### Stored records
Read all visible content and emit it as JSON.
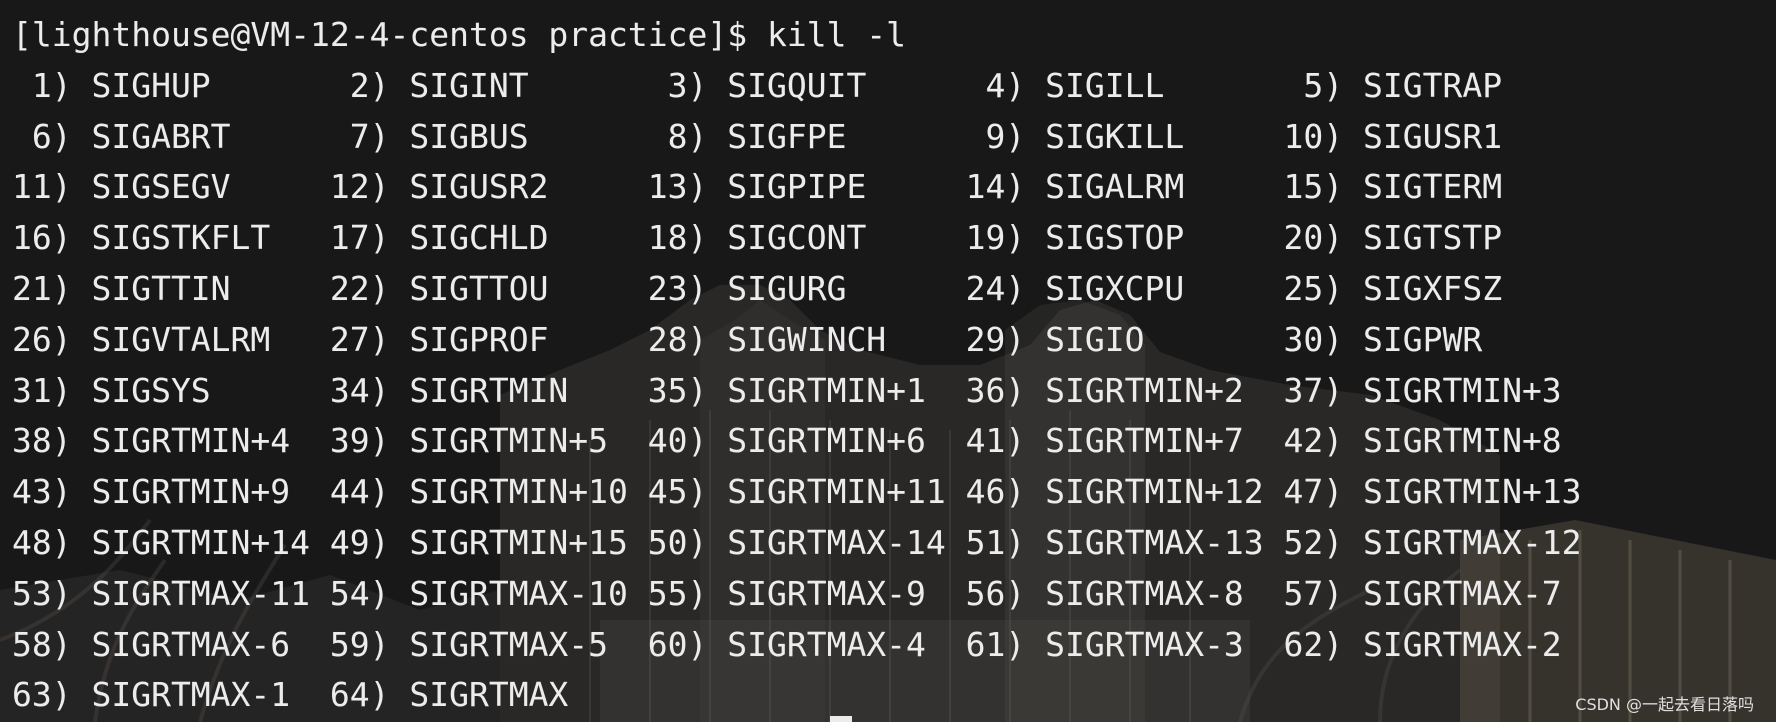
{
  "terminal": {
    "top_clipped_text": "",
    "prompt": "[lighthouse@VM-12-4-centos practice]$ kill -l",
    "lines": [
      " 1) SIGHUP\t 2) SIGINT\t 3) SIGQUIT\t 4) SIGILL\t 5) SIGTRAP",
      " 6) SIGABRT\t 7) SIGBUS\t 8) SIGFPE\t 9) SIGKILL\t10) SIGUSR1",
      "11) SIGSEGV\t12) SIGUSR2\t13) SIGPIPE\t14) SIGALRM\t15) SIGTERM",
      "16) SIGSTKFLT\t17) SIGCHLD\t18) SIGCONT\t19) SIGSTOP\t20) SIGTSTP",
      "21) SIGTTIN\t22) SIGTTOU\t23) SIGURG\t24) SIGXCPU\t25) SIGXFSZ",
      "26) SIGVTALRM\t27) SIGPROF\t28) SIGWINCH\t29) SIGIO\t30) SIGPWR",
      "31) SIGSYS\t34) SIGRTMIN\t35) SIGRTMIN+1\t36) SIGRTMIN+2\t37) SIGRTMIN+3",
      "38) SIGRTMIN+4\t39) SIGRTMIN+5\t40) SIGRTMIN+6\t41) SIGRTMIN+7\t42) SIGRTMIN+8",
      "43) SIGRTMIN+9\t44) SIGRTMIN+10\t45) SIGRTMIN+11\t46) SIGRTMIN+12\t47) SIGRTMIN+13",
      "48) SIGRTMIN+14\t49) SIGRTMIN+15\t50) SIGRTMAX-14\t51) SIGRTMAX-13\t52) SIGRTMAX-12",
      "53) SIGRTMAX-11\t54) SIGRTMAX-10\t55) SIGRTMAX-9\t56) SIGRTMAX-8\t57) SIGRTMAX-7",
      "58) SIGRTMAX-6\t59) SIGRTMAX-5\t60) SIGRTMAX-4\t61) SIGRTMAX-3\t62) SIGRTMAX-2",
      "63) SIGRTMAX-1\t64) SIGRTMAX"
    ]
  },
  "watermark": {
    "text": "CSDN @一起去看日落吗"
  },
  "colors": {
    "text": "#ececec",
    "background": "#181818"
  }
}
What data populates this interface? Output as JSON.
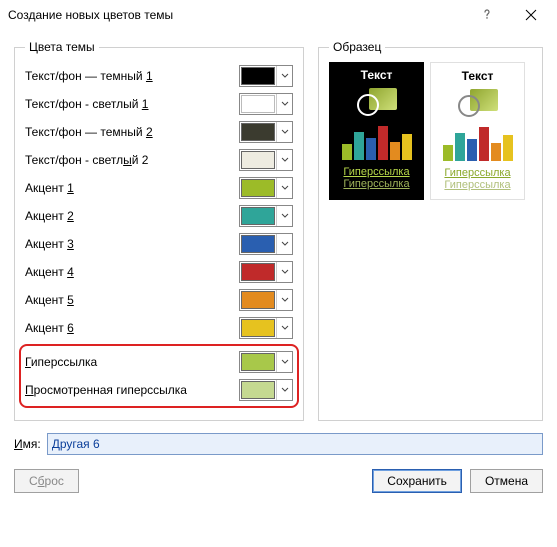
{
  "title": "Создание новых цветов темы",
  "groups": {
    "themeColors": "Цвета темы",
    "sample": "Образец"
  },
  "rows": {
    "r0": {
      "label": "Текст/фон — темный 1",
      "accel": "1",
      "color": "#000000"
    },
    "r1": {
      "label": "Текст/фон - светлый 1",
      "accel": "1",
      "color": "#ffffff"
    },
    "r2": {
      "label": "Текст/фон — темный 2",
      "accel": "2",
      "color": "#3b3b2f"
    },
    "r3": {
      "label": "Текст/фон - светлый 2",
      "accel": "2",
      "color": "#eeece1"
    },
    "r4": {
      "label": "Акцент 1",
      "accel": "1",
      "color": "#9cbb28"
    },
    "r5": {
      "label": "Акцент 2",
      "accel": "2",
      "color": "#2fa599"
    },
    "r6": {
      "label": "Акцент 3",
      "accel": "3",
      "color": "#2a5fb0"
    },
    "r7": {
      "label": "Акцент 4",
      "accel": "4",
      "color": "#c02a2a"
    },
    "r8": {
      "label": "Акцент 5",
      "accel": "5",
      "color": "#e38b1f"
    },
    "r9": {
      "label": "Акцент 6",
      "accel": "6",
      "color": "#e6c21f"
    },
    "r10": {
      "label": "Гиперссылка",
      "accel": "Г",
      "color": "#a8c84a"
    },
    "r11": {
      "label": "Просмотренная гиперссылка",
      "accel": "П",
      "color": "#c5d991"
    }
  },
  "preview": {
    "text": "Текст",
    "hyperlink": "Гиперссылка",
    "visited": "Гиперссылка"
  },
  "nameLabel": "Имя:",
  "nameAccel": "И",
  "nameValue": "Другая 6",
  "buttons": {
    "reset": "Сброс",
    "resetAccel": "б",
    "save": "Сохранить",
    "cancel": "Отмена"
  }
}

### Objective
Return each line exactly as written. Any picture gets left out.

### Solved exercise
Read all visible content and emit it as JSON.
{
  "terminal": {
    "top_clipped_text": "",
    "prompt": "[lighthouse@VM-12-4-centos practice]$ kill -l",
    "lines": [
      " 1) SIGHUP\t 2) SIGINT\t 3) SIGQUIT\t 4) SIGILL\t 5) SIGTRAP",
      " 6) SIGABRT\t 7) SIGBUS\t 8) SIGFPE\t 9) SIGKILL\t10) SIGUSR1",
      "11) SIGSEGV\t12) SIGUSR2\t13) SIGPIPE\t14) SIGALRM\t15) SIGTERM",
      "16) SIGSTKFLT\t17) SIGCHLD\t18) SIGCONT\t19) SIGSTOP\t20) SIGTSTP",
      "21) SIGTTIN\t22) SIGTTOU\t23) SIGURG\t24) SIGXCPU\t25) SIGXFSZ",
      "26) SIGVTALRM\t27) SIGPROF\t28) SIGWINCH\t29) SIGIO\t30) SIGPWR",
      "31) SIGSYS\t34) SIGRTMIN\t35) SIGRTMIN+1\t36) SIGRTMIN+2\t37) SIGRTMIN+3",
      "38) SIGRTMIN+4\t39) SIGRTMIN+5\t40) SIGRTMIN+6\t41) SIGRTMIN+7\t42) SIGRTMIN+8",
      "43) SIGRTMIN+9\t44) SIGRTMIN+10\t45) SIGRTMIN+11\t46) SIGRTMIN+12\t47) SIGRTMIN+13",
      "48) SIGRTMIN+14\t49) SIGRTMIN+15\t50) SIGRTMAX-14\t51) SIGRTMAX-13\t52) SIGRTMAX-12",
      "53) SIGRTMAX-11\t54) SIGRTMAX-10\t55) SIGRTMAX-9\t56) SIGRTMAX-8\t57) SIGRTMAX-7",
      "58) SIGRTMAX-6\t59) SIGRTMAX-5\t60) SIGRTMAX-4\t61) SIGRTMAX-3\t62) SIGRTMAX-2",
      "63) SIGRTMAX-1\t64) SIGRTMAX"
    ]
  },
  "watermark": {
    "text": "CSDN @一起去看日落吗"
  },
  "colors": {
    "text": "#ececec",
    "background": "#181818"
  }
}
What data populates this interface? Output as JSON.
{
  "title": "Создание новых цветов темы",
  "groups": {
    "themeColors": "Цвета темы",
    "sample": "Образец"
  },
  "rows": {
    "r0": {
      "label": "Текст/фон — темный 1",
      "accel": "1",
      "color": "#000000"
    },
    "r1": {
      "label": "Текст/фон - светлый 1",
      "accel": "1",
      "color": "#ffffff"
    },
    "r2": {
      "label": "Текст/фон — темный 2",
      "accel": "2",
      "color": "#3b3b2f"
    },
    "r3": {
      "label": "Текст/фон - светлый 2",
      "accel": "2",
      "color": "#eeece1"
    },
    "r4": {
      "label": "Акцент 1",
      "accel": "1",
      "color": "#9cbb28"
    },
    "r5": {
      "label": "Акцент 2",
      "accel": "2",
      "color": "#2fa599"
    },
    "r6": {
      "label": "Акцент 3",
      "accel": "3",
      "color": "#2a5fb0"
    },
    "r7": {
      "label": "Акцент 4",
      "accel": "4",
      "color": "#c02a2a"
    },
    "r8": {
      "label": "Акцент 5",
      "accel": "5",
      "color": "#e38b1f"
    },
    "r9": {
      "label": "Акцент 6",
      "accel": "6",
      "color": "#e6c21f"
    },
    "r10": {
      "label": "Гиперссылка",
      "accel": "Г",
      "color": "#a8c84a"
    },
    "r11": {
      "label": "Просмотренная гиперссылка",
      "accel": "П",
      "color": "#c5d991"
    }
  },
  "preview": {
    "text": "Текст",
    "hyperlink": "Гиперссылка",
    "visited": "Гиперссылка"
  },
  "nameLabel": "Имя:",
  "nameAccel": "И",
  "nameValue": "Другая 6",
  "buttons": {
    "reset": "Сброс",
    "resetAccel": "б",
    "save": "Сохранить",
    "cancel": "Отмена"
  }
}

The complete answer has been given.